▶ Data records:
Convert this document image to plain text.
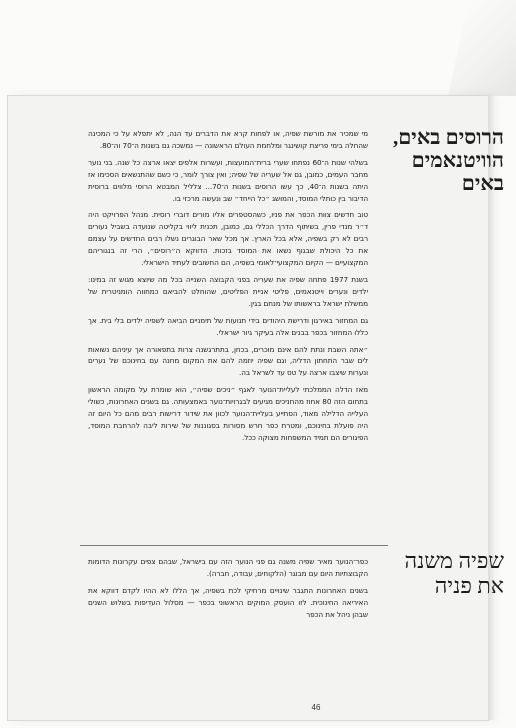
הרוסים באים, הוויטנאמים באים

מי שמכיר את מורשת שפיה, או לפחות קרא את הדברים עד הנה, לא יתפלא על כי המכינה שהחלה בימי פריצת קושינגר ומלחמת העולם הראשונה — נמשכה גם בשנות ה־70 וה־80.

בשלהי שנות ה־60 נפתחו שערי ברית־המועצות, ועשרות אלפים יצאו ארצה כל שנה. בני נוער מחבר העמים, כמובן, גם אל שעריה של שפיה; ואין צורך לומר, כי כשם שהתנשאים הסכימו אז היתה בשנות ה־40, כך עשו הרוסים בשנות ה־70... צלליל המבטא הרוסי מלווים ברוסית הדיבור בין כותלי המוסד, והמושג ״כל הייחד״ שב ונעשה מרכזי בו.

טוב חדשים צוות הכפר את פניו, כשהסטפרים אליו מורים דוברי רוסית. מנהל הפרויקט היה ד״ר מנדי פרין, בשיתוף הדרך הכללי גם, כמובן, תכנית ליווי בקליטה שנועדה בשביל נעורים רבים לא רק בשפיה, אלא בכל הארץ. אך מכל שאר הבוגרים נשלו רבים החדשים על עצמם את כל היכולת שבגוף נשאו את המוסד בזכות. הדווקא ה״רוסים״, הרי זה בנגוריהם המקצועיים — הקיום המקצועי־לאומי בשפיה, הם החשובים לעתיד הישראלי.

בשנת 1977 פתחה שפיה את שעריה בפני הקבוצה השנייה בכל מה שיוצא מגוש זה במינו: ילדים ונערים וייטנאמים, פליטי אניית הפליטים, שהוחלט להביאם כמחווה הומניטרית של ממשלת ישראל בראשותו של מנחם בגין.

גם המחזור באירגון ודרישת היהודים בידי תנועות של תימניים הביאה לשפיה ילדים בלי בית. אך כללו המחזור בכפר בבנים אלה בעיקר גיור ישראלי.

״אתה השבת ונתת להם אינם מוכרים, בכחן, בתתרגשנה צרות בתפאורה אך עיניהם נשואות לים שבר התחתון הדליה, וגם שפיה יוזמה להם את המקום מחנה עם בחינוכם של נערים ונערות שיצבו ארצה על טס עד לשראל בה.

מאז הדלה הממלכתי לעליית־הנוער לאגף ״ניכים שפיה״, הוא שומרת על מקומה הראשון בתחום הזה 80 אחוז מהחניכים מגיעים לבגרויות־נוער באמצעותה. גם בשנים האחרונות, כשולי העלייה הדלילה מאוד, הסתייע בעליית־הנוער לכוון את שידור דרישות רבים מהם כל היום זה היה פועלת בחינוכם, ומטרת כפר חרש מסורות בסגוננות של שירות ליבה להרחבת המוסד, הפיגורים הם תמיד המשפחות מצוקה ככל.

שפיה משנה את פניה

כפר־הנוער מאיר שפיה משנה גם פני הנוער הזה עם בישראל, שבהם צפים עקרונות הדומות הקבוצתיות היום עם מבוגר (הלקוחים, עבודה, חברה).

בשנים האחרונות התגבר שינויים מרחיקי לכת בשפיה, אך הללו לא ההיו לקדם דווקא את האיריאה החינוכית. לזו הועסק המוקים הראשוני בכפר — מסלול העדיפות בשלוש השנים שבהן ניהל את הכפר

46
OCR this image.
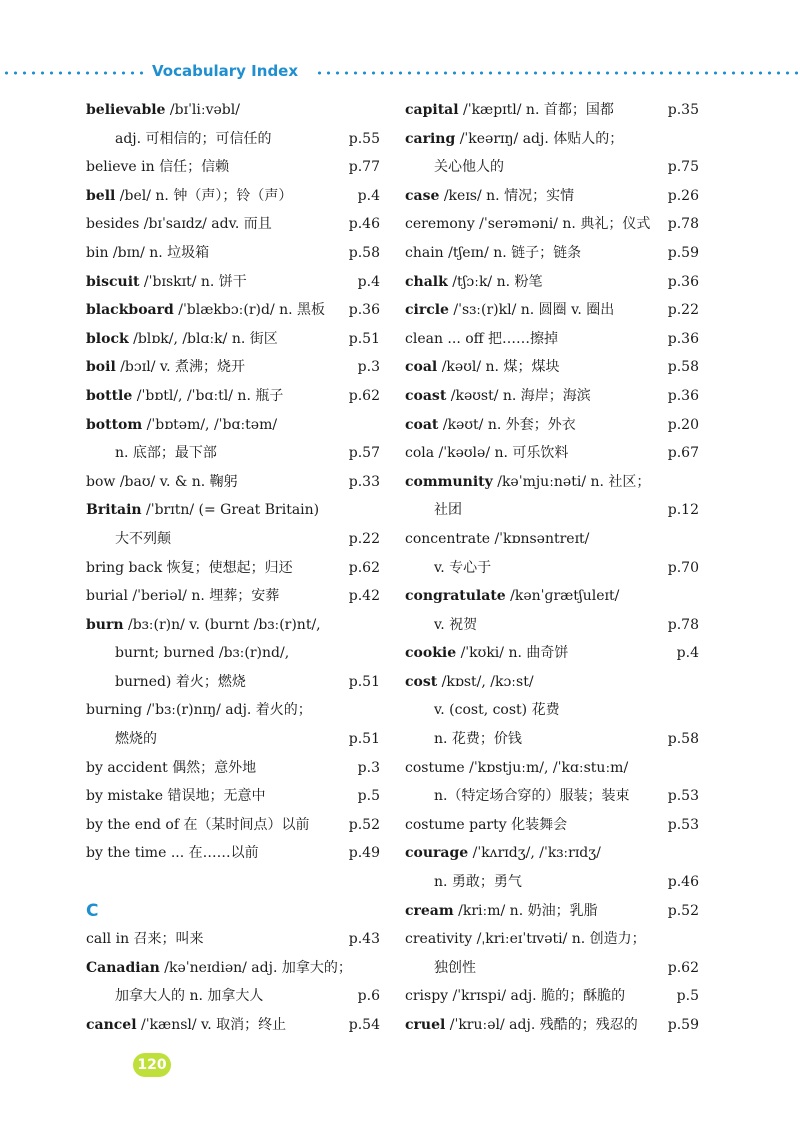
Vocabulary Index
believable /bɪˈliːvəbl/
adj. 可相信的；可信任的	p.55
believe in 信任；信赖	p.77
bell /bel/ n. 钟（声）；铃（声）	p.4
besides /bɪˈsaɪdz/ adv. 而且	p.46
bin /bɪn/ n. 垃圾箱	p.58
biscuit /ˈbɪskɪt/ n. 饼干	p.4
blackboard /ˈblækbɔː(r)d/ n. 黑板 p.36
block /blɒk/, /blɑːk/ n. 街区	p.51
boil /bɔɪl/ v. 煮沸；烧开	p.3
bottle /ˈbɒtl/, /ˈbɑːtl/ n. 瓶子	p.62
bottom /ˈbɒtəm/, /ˈbɑːtəm/
n. 底部；最下部	p.57
bow /baʊ/ v. & n. 鞠躬	p.33
Britain /ˈbrɪtn/ (= Great Britain)
大不列颠	p.22
bring back 恢复；使想起；归还	p.62
burial /ˈberiəl/ n. 埋葬；安葬	p.42
burn /bɜː(r)n/ v. (burnt /bɜː(r)nt/,
burnt; burned /bɜː(r)nd/,
burned) 着火；燃烧	p.51
burning /ˈbɜː(r)nɪŋ/ adj. 着火的；
燃烧的	p.51
by accident 偶然；意外地	p.3
by mistake 错误地；无意中	p.5
by the end of 在（某时间点）以前	p.52
by the time ... 在……以前	p.49
C
call in 召来；叫来	p.43
Canadian /kəˈneɪdiən/ adj. 加拿大的；
加拿大人的 n. 加拿大人	p.6
cancel /ˈkænsl/ v. 取消；终止	p.54
capital /ˈkæpɪtl/ n. 首都；国都	p.35
caring /ˈkeərɪŋ/ adj. 体贴人的；
关心他人的	p.75
case /keɪs/ n. 情况；实情	p.26
ceremony /ˈserəməni/ n. 典礼；仪式 p.78
chain /tʃeɪn/ n. 链子；链条	p.59
chalk /tʃɔːk/ n. 粉笔	p.36
circle /ˈsɜː(r)kl/ n. 圆圈 v. 圈出	p.22
clean ... off 把……擦掉	p.36
coal /kəʊl/ n. 煤；煤块	p.58
coast /kəʊst/ n. 海岸；海滨	p.36
coat /kəʊt/ n. 外套；外衣	p.20
cola /ˈkəʊlə/ n. 可乐饮料	p.67
community /kəˈmjuːnəti/ n. 社区；
社团	p.12
concentrate /ˈkɒnsəntreɪt/
v. 专心于	p.70
congratulate /kənˈɡrætʃuleɪt/
v. 祝贺	p.78
cookie /ˈkʊki/ n. 曲奇饼	p.4
cost /kɒst/, /kɔːst/
v. (cost, cost) 花费
n. 花费；价钱	p.58
costume /ˈkɒstjuːm/, /ˈkɑːstuːm/
n.（特定场合穿的）服装；装束	p.53
costume party 化装舞会	p.53
courage /ˈkʌrɪdʒ/, /ˈkɜːrɪdʒ/
n. 勇敢；勇气	p.46
cream /kriːm/ n. 奶油；乳脂	p.52
creativity /ˌkriːeɪˈtɪvəti/ n. 创造力；
独创性	p.62
crispy /ˈkrɪspi/ adj. 脆的；酥脆的	p.5
cruel /ˈkruːəl/ adj. 残酷的；残忍的 p.59
120
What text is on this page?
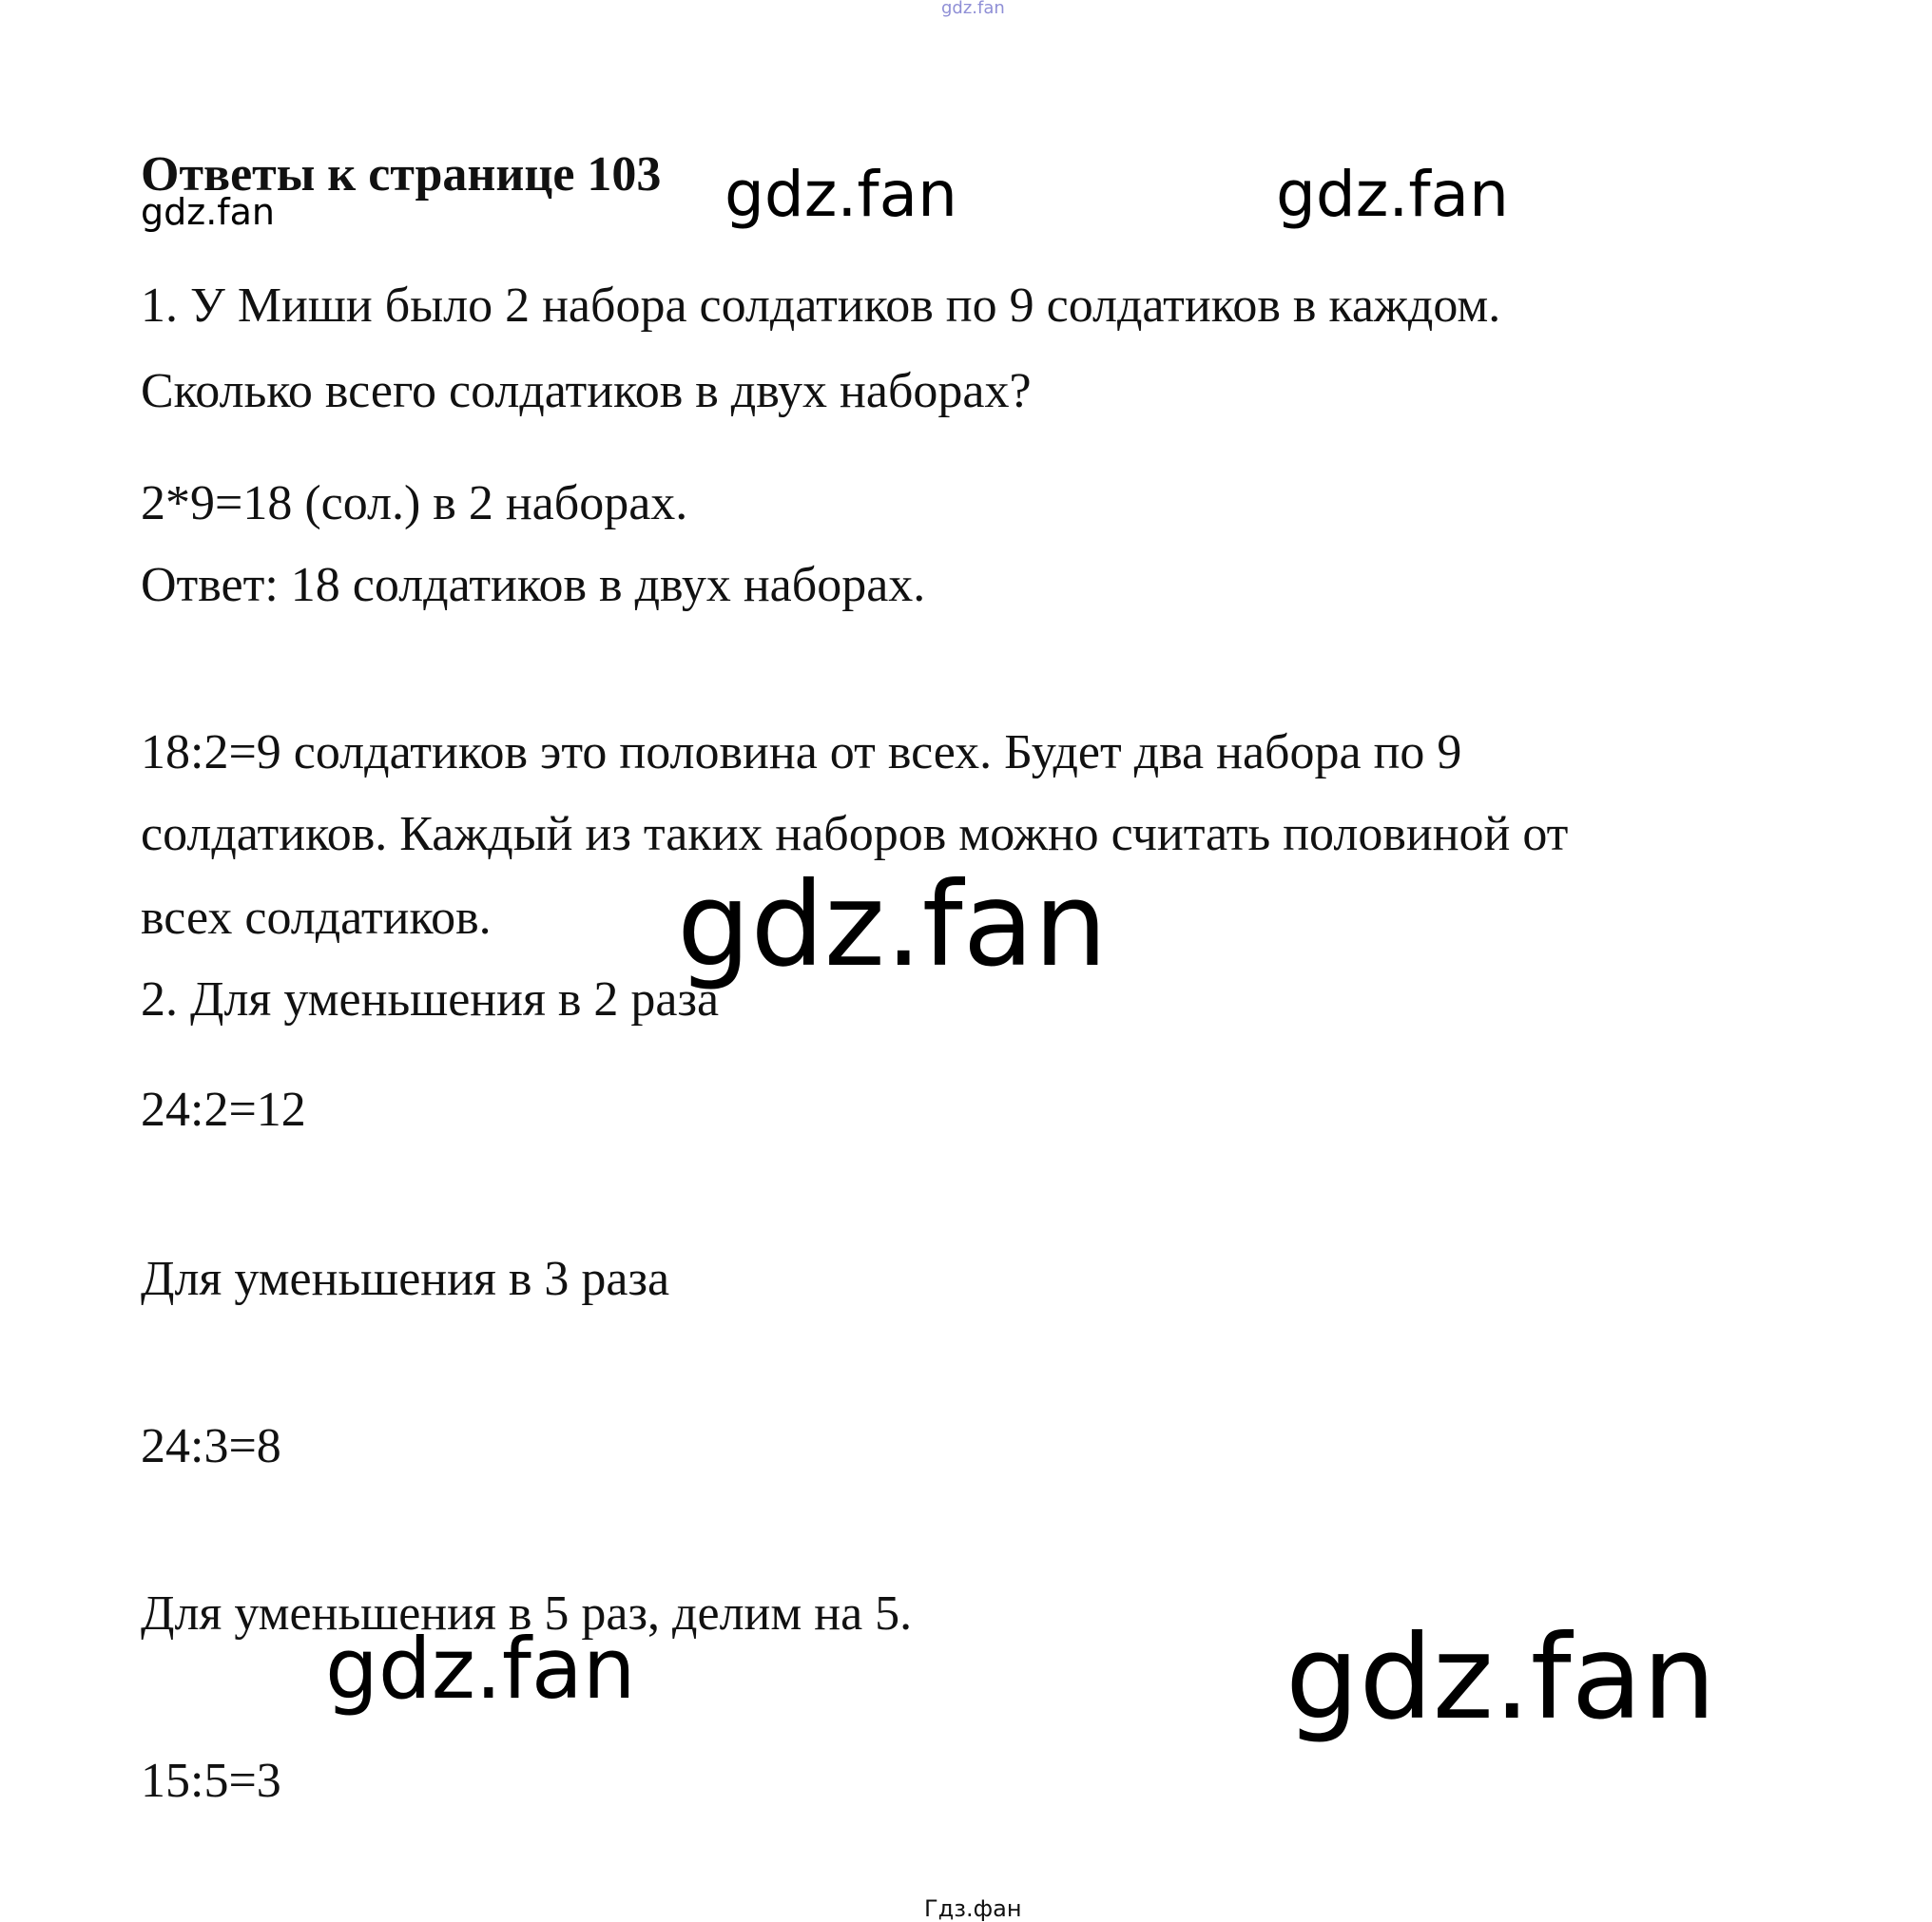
gdz.fan
Ответы к странице 103
gdz.fan	gdz.fan	gdz.fan
1. У Миши было 2 набора солдатиков по 9 солдатиков в каждом.
Сколько всего солдатиков в двух наборах?
2*9=18 (сол.) в 2 наборах.
Ответ: 18 солдатиков в двух наборах.
18:2=9 солдатиков это половина от всех. Будет два набора по 9
солдатиков. Каждый из таких наборов можно считать половиной от
всех солдатиков. gdz.fan
2. Для уменьшения в 2 раза
24:2=12
Для уменьшения в 3 раза
24:3=8
Для уменьшения в 5 раз, делим на 5.
gdz.fan	gdz.fan
15:5=3
Гдз.фан
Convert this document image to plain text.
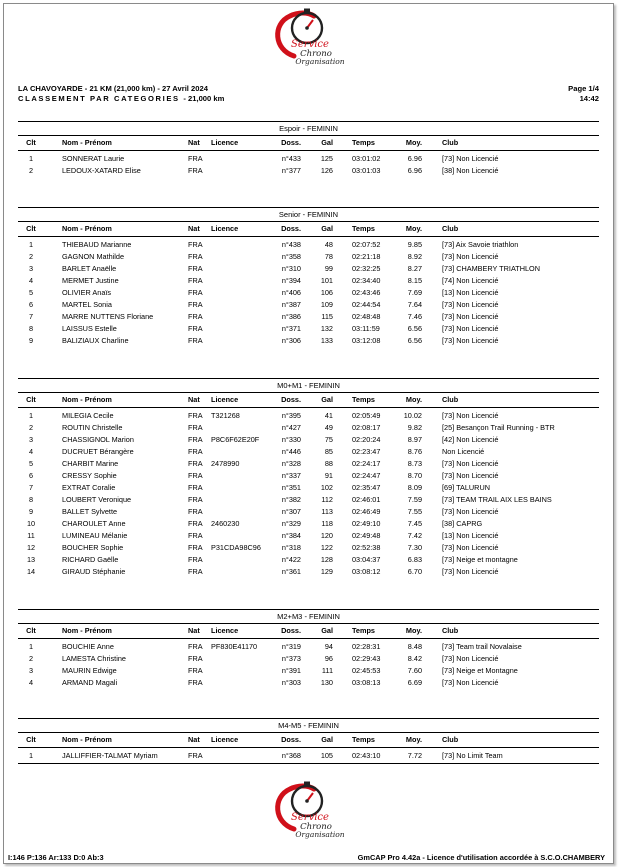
Service
Chrono
Organisation
LA CHAVOYARDE - 21 KM (21,000 km) - 27 Avril 2024
CLASSEMENT PAR CATEGORIES - 21,000 km
Page 1/4
14:42
Espoir - FEMININ
Clt	Nom - Prénom	Nat Licence	Doss.	Gal	Temps	Moy.	Club
1	SONNERAT Laurie	FRA	n°433	125	03:01:02	6.96	[73] Non Licencié
2	LEDOUX-XATARD Elise	FRA	n°377	126	03:01:03	6.96	[38] Non Licencié
Senior - FEMININ
Clt	Nom - Prénom	Nat Licence	Doss.	Gal	Temps	Moy.	Club
1	THIEBAUD Marianne	FRA	n°438	48	02:07:52	9.85	[73] Aix Savoie triathlon
2	GAGNON Mathilde	FRA	n°358	78	02:21:18	8.92	[73] Non Licencié
3	BARLET Anaëlle	FRA	n°310	99	02:32:25	8.27	[73] CHAMBERY TRIATHLON
4	MERMET Justine	FRA	n°394	101	02:34:40	8.15	[74] Non Licencié
5	OLIVIER Anaïs	FRA	n°406	106	02:43:46	7.69	[13] Non Licencié
6	MARTEL Sonia	FRA	n°387	109	02:44:54	7.64	[73] Non Licencié
7	MARRE NUTTENS Floriane	FRA	n°386	115	02:48:48	7.46	[73] Non Licencié
8	LAISSUS Estelle	FRA	n°371	132	03:11:59	6.56	[73] Non Licencié
9	BALIZIAUX Charline	FRA	n°306	133	03:12:08	6.56	[73] Non Licencié
M0+M1 - FEMININ
Clt	Nom - Prénom	Nat Licence	Doss.	Gal	Temps	Moy.	Club
1	MILEGIA Cecile	FRA T321268	n°395	41	02:05:49	10.02	[73] Non Licencié
2	ROUTIN Christelle	FRA	n°427	49	02:08:17	9.82	[25] Besançon Trail Running - BTR
3	CHASSIGNOL Marion	FRA P8C6F62E20F	n°330	75	02:20:24	8.97	[42] Non Licencié
4	DUCRUET Bérangère	FRA	n°446	85	02:23:47	8.76	Non Licencié
5	CHARBIT Marine	FRA 2478990	n°328	88	02:24:17	8.73	[73] Non Licencié
6	CRESSY Sophie	FRA	n°337	91	02:24:47	8.70	[73] Non Licencié
7	EXTRAT Coralie	FRA	n°351	102	02:35:47	8.09	[69] TALURUN
8	LOUBERT Veronique	FRA	n°382	112	02:46:01	7.59	[73] TEAM TRAIL AIX LES BAINS
9	BALLET Sylvette	FRA	n°307	113	02:46:49	7.55	[73] Non Licencié
10	CHAROULET Anne	FRA 2460230	n°329	118	02:49:10	7.45	[38] CAPRG
11	LUMINEAU Mélanie	FRA	n°384	120	02:49:48	7.42	[13] Non Licencié
12	BOUCHER Sophie	FRA P31CDA98C96	n°318	122	02:52:38	7.30	[73] Non Licencié
13	RICHARD Gaëlle	FRA	n°422	128	03:04:37	6.83	[73] Neige et montagne
14	GIRAUD Stéphanie	FRA	n°361	129	03:08:12	6.70	[73] Non Licencié
M2+M3 - FEMININ
Clt	Nom - Prénom	Nat Licence	Doss.	Gal	Temps	Moy.	Club
1	BOUCHIE Anne	FRA PF830E41170	n°319	94	02:28:31	8.48	[73] Team trail Novalaise
2	LAMESTA Christine	FRA	n°373	96	02:29:43	8.42	[73] Non Licencié
3	MAURIN Edwige	FRA	n°391	111	02:45:53	7.60	[73] Neige et Montagne
4	ARMAND Magali	FRA	n°303	130	03:08:13	6.69	[73] Non Licencié
M4-M5 - FEMININ
Clt	Nom - Prénom	Nat Licence	Doss.	Gal	Temps	Moy.	Club
1	JALLIFFIER-TALMAT Myriam	FRA	n°368	105	02:43:10	7.72	[73] No Limit Team
Service
Chrono
Organisation
I:146 P:136 Ar:133 D:0 Ab:3	GmCAP Pro 4.42a - Licence d'utilisation accordée à S.C.O.CHAMBERY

▶ What is asked:
Tally the lines of the listing that include "רבים". Reply with nothing but the count.

▶ Response:
2